[Extracted records]
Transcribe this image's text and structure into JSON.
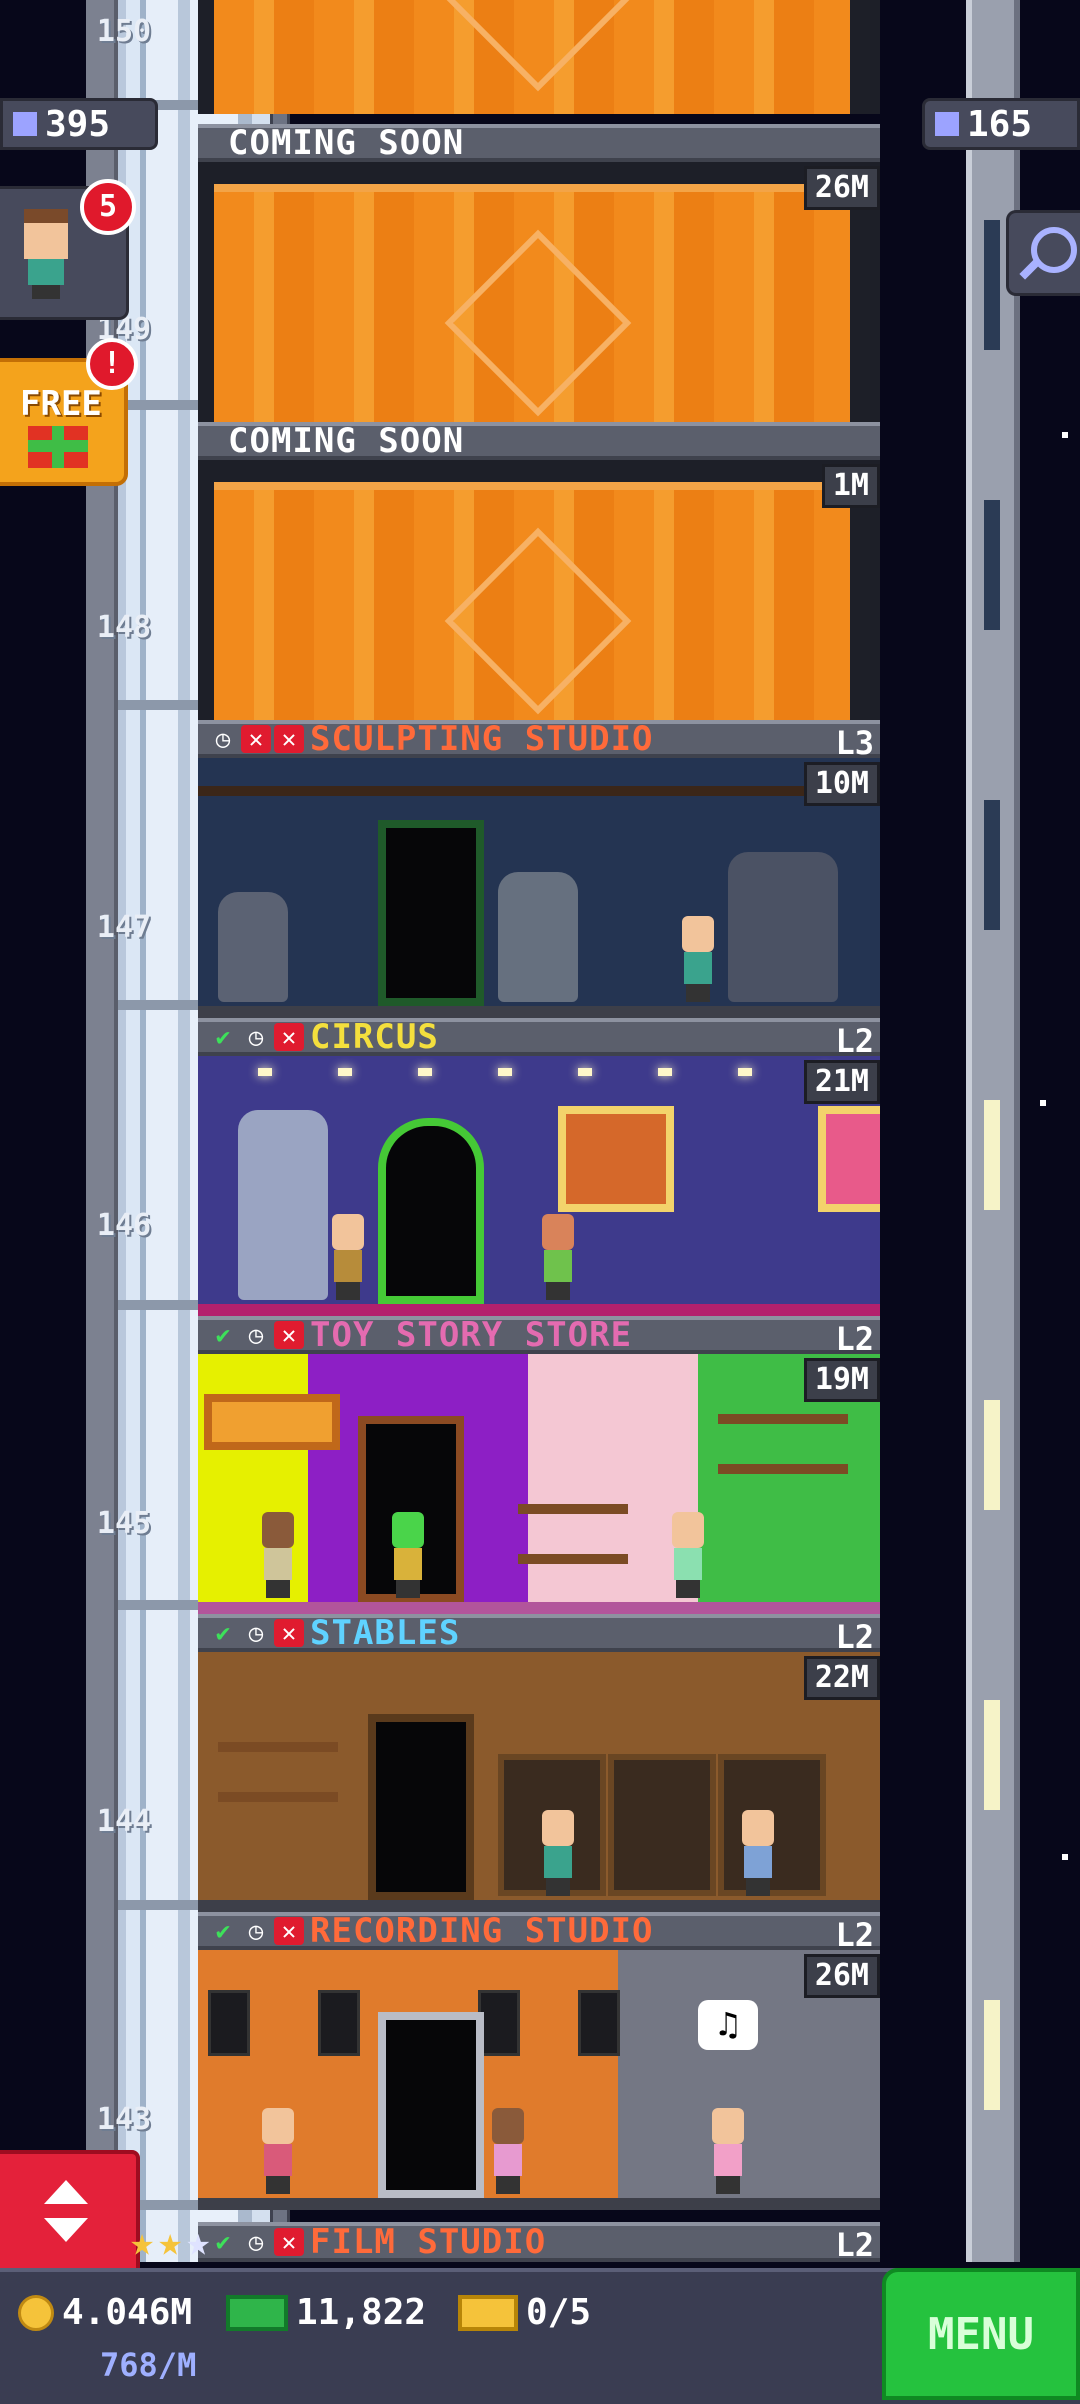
{
  "hud": {
    "population": "395",
    "floor_count": "165",
    "bitizen_alert_count": "5",
    "free_gift_label": "FREE",
    "free_gift_alert": "!",
    "coins": "4.046M",
    "income": "768/M",
    "bux": "11,822",
    "tickets": "0/5",
    "menu_label": "MENU"
  },
  "floors": [
    {
      "number": "150",
      "name": "",
      "cost": "",
      "level": ""
    },
    {
      "number": "149",
      "name": "COMING SOON",
      "cost": "26M",
      "level": ""
    },
    {
      "number": "148",
      "name": "COMING SOON",
      "cost": "1M",
      "level": ""
    },
    {
      "number": "147",
      "name": "SCULPTING STUDIO",
      "cost": "10M",
      "level": "L3",
      "name_color": "#ff6a3a"
    },
    {
      "number": "146",
      "name": "CIRCUS",
      "cost": "21M",
      "level": "L2",
      "name_color": "#f4df3d"
    },
    {
      "number": "145",
      "name": "TOY STORY STORE",
      "cost": "19M",
      "level": "L2",
      "name_color": "#e46bb0"
    },
    {
      "number": "144",
      "name": "STABLES",
      "cost": "22M",
      "level": "L2",
      "name_color": "#5fd2ff"
    },
    {
      "number": "143",
      "name": "RECORDING STUDIO",
      "cost": "26M",
      "level": "L2",
      "name_color": "#ff6a3a"
    },
    {
      "number": "",
      "name": "FILM STUDIO",
      "cost": "",
      "level": "L2",
      "name_color": "#ff6a3a"
    }
  ],
  "colors": {
    "coming_soon": "#f28a1c",
    "menu": "#25c23e",
    "elevator_button": "#e4213a"
  },
  "icons": {
    "sculpting": [
      "clock-icon",
      "x-icon",
      "x-icon"
    ],
    "built": [
      "check-icon",
      "clock-icon",
      "x-icon"
    ]
  }
}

### Goal of the exercise
Reproduce all of the data exactly, omitting each picture it holds.

### Task solution
Transcribe this image's text and structure into JSON.
{
  "hud": {
    "population": "395",
    "floor_count": "165",
    "bitizen_alert_count": "5",
    "free_gift_label": "FREE",
    "free_gift_alert": "!",
    "coins": "4.046M",
    "income": "768/M",
    "bux": "11,822",
    "tickets": "0/5",
    "menu_label": "MENU"
  },
  "floors": [
    {
      "number": "150",
      "name": "",
      "cost": "",
      "level": ""
    },
    {
      "number": "149",
      "name": "COMING SOON",
      "cost": "26M",
      "level": ""
    },
    {
      "number": "148",
      "name": "COMING SOON",
      "cost": "1M",
      "level": ""
    },
    {
      "number": "147",
      "name": "SCULPTING STUDIO",
      "cost": "10M",
      "level": "L3",
      "name_color": "#ff6a3a"
    },
    {
      "number": "146",
      "name": "CIRCUS",
      "cost": "21M",
      "level": "L2",
      "name_color": "#f4df3d"
    },
    {
      "number": "145",
      "name": "TOY STORY STORE",
      "cost": "19M",
      "level": "L2",
      "name_color": "#e46bb0"
    },
    {
      "number": "144",
      "name": "STABLES",
      "cost": "22M",
      "level": "L2",
      "name_color": "#5fd2ff"
    },
    {
      "number": "143",
      "name": "RECORDING STUDIO",
      "cost": "26M",
      "level": "L2",
      "name_color": "#ff6a3a"
    },
    {
      "number": "",
      "name": "FILM STUDIO",
      "cost": "",
      "level": "L2",
      "name_color": "#ff6a3a"
    }
  ],
  "colors": {
    "coming_soon": "#f28a1c",
    "menu": "#25c23e",
    "elevator_button": "#e4213a"
  },
  "icons": {
    "sculpting": [
      "clock-icon",
      "x-icon",
      "x-icon"
    ],
    "built": [
      "check-icon",
      "clock-icon",
      "x-icon"
    ]
  }
}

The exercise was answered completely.